▶ _EXERCISE GOAL_: List all lines in the material below that contain "true".

▶ _TASK INPUTS_:
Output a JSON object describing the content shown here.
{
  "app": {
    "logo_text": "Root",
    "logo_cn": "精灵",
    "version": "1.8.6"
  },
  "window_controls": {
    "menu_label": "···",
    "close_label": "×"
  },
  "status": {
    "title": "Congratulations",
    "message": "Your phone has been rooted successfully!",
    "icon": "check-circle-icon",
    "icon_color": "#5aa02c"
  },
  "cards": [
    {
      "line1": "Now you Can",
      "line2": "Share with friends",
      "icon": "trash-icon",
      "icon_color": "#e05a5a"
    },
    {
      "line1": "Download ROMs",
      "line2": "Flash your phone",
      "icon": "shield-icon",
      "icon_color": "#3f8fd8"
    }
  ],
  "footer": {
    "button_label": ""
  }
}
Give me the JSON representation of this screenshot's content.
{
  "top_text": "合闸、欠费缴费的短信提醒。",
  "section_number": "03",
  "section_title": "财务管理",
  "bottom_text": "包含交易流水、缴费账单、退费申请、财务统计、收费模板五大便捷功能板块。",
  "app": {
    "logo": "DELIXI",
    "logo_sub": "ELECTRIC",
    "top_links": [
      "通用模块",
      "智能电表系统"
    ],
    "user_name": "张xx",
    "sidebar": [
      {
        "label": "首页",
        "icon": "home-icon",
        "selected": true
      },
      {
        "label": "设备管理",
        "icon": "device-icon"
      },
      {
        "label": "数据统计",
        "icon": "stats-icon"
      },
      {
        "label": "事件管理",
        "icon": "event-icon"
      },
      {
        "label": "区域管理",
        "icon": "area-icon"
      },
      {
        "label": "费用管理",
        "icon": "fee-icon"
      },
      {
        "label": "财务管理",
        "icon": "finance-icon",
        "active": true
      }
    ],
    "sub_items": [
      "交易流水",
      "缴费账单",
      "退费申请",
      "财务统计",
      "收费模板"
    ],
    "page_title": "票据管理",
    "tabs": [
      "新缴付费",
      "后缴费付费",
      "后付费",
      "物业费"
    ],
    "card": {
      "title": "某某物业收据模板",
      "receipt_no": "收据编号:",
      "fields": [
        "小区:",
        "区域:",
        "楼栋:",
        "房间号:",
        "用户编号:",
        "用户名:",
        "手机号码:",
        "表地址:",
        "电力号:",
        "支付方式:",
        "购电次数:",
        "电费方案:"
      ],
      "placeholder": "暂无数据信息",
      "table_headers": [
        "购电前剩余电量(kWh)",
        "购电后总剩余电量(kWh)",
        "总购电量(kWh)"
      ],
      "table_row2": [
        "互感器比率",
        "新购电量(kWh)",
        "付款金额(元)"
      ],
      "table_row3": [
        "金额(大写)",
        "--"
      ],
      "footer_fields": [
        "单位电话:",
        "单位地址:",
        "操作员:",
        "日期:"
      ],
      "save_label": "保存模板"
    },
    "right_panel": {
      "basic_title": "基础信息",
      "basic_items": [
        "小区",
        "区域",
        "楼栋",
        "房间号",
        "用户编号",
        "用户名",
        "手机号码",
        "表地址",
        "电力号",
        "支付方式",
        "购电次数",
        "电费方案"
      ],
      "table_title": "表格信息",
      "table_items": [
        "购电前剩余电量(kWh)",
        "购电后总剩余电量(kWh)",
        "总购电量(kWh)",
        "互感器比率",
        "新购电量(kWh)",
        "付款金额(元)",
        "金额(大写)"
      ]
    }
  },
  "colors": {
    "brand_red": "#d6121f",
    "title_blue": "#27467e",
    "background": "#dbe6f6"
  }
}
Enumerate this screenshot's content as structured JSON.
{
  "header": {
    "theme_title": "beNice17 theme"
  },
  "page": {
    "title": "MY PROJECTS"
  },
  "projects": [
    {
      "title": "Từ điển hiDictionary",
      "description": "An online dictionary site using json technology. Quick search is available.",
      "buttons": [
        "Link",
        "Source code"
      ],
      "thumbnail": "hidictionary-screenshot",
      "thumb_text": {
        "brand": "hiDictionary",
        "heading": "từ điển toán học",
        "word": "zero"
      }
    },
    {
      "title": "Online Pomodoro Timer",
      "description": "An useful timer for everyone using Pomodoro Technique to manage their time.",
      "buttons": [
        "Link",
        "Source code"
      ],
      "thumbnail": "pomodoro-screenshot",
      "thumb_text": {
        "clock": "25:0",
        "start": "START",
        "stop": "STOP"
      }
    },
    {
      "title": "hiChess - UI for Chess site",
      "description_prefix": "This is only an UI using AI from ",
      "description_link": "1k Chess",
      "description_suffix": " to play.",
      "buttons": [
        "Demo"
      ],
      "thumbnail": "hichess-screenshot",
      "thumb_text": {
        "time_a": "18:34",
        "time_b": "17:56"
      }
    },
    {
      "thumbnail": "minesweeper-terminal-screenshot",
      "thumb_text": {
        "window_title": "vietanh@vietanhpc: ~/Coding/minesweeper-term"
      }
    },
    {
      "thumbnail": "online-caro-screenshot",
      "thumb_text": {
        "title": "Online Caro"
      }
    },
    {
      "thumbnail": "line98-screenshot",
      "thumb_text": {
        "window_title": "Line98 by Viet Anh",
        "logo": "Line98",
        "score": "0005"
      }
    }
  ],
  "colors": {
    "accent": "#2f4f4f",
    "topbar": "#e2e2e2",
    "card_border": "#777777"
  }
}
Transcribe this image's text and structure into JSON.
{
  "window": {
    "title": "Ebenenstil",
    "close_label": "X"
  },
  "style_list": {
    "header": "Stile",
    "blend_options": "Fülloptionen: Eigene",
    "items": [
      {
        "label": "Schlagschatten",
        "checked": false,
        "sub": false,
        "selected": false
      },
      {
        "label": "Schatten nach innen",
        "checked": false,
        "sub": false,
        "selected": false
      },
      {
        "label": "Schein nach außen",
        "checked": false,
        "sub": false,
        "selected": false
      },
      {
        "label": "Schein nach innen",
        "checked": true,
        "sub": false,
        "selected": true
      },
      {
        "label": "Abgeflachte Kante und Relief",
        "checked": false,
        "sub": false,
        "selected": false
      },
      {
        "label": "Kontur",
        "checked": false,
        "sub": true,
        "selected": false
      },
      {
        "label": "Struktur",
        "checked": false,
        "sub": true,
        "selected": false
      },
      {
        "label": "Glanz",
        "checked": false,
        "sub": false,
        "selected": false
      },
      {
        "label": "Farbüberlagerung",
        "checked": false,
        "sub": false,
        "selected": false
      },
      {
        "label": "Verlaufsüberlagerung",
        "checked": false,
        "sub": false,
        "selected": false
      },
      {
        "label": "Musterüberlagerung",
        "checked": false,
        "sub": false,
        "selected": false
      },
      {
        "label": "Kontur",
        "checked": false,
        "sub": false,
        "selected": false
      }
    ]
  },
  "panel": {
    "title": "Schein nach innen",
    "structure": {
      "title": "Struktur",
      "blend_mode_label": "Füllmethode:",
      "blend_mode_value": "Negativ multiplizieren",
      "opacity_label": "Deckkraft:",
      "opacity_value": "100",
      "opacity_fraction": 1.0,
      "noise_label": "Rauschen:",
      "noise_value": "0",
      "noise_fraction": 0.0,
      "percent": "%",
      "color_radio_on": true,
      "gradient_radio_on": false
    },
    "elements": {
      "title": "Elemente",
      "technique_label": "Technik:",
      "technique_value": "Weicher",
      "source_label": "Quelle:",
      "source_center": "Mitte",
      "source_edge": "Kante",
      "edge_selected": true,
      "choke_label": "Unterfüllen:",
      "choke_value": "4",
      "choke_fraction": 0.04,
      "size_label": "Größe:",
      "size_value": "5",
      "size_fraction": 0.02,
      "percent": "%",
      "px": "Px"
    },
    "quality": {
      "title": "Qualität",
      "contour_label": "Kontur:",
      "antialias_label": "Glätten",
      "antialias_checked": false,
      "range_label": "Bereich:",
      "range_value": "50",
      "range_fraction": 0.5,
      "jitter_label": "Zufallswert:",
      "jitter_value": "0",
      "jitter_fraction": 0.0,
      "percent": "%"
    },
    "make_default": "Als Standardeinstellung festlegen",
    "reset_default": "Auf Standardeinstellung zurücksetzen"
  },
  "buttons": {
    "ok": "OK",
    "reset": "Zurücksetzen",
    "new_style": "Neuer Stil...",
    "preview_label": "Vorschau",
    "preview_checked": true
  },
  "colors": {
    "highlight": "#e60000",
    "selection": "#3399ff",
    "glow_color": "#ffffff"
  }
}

▶ _EXPECTED ANSWER_:
        "selected": true
        "active": true
        "checked": true,
        "selected": true
        "sub": true,
        "sub": true,
      "color_radio_on": true,
      "edge_selected": true,
    "preview_checked": true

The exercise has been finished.